Begin Data for the task
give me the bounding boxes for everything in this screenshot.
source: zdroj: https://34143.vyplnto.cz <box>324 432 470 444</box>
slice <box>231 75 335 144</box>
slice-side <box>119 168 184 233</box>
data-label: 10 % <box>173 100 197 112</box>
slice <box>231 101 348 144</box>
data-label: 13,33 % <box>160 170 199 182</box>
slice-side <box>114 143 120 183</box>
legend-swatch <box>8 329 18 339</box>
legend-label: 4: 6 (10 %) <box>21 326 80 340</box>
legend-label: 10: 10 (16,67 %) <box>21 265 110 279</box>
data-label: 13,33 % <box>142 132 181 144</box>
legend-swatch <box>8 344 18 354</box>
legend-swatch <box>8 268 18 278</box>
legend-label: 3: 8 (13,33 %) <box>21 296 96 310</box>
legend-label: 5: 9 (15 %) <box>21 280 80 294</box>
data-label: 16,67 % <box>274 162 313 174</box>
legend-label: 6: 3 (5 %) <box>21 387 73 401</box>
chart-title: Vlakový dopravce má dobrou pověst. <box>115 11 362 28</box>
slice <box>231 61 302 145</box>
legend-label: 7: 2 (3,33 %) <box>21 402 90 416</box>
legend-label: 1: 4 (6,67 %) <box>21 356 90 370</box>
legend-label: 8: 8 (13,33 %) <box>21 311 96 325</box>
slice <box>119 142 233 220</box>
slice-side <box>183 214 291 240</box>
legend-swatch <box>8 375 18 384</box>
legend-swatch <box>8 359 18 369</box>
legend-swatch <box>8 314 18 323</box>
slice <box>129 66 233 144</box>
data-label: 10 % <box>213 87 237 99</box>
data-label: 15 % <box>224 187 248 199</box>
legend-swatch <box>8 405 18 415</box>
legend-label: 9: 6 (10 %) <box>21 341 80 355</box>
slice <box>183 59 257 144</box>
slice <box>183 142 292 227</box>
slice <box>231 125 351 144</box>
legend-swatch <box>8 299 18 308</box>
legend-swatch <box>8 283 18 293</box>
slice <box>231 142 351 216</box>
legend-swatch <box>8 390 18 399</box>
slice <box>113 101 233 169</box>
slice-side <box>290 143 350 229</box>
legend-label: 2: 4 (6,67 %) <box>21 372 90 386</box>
End Data for the task
**Short exercise**
Copy the rows above exactly, from the first one through the line containing "legend-swatch <box>8 344 18 354</box>".

**Exercise answer**
give me the bounding boxes for everything in this screenshot.
source: zdroj: https://34143.vyplnto.cz <box>324 432 470 444</box>
slice <box>231 75 335 144</box>
slice-side <box>119 168 184 233</box>
data-label: 10 % <box>173 100 197 112</box>
slice <box>231 101 348 144</box>
data-label: 13,33 % <box>160 170 199 182</box>
slice-side <box>114 143 120 183</box>
legend-swatch <box>8 329 18 339</box>
legend-label: 4: 6 (10 %) <box>21 326 80 340</box>
legend-label: 10: 10 (16,67 %) <box>21 265 110 279</box>
data-label: 13,33 % <box>142 132 181 144</box>
legend-swatch <box>8 344 18 354</box>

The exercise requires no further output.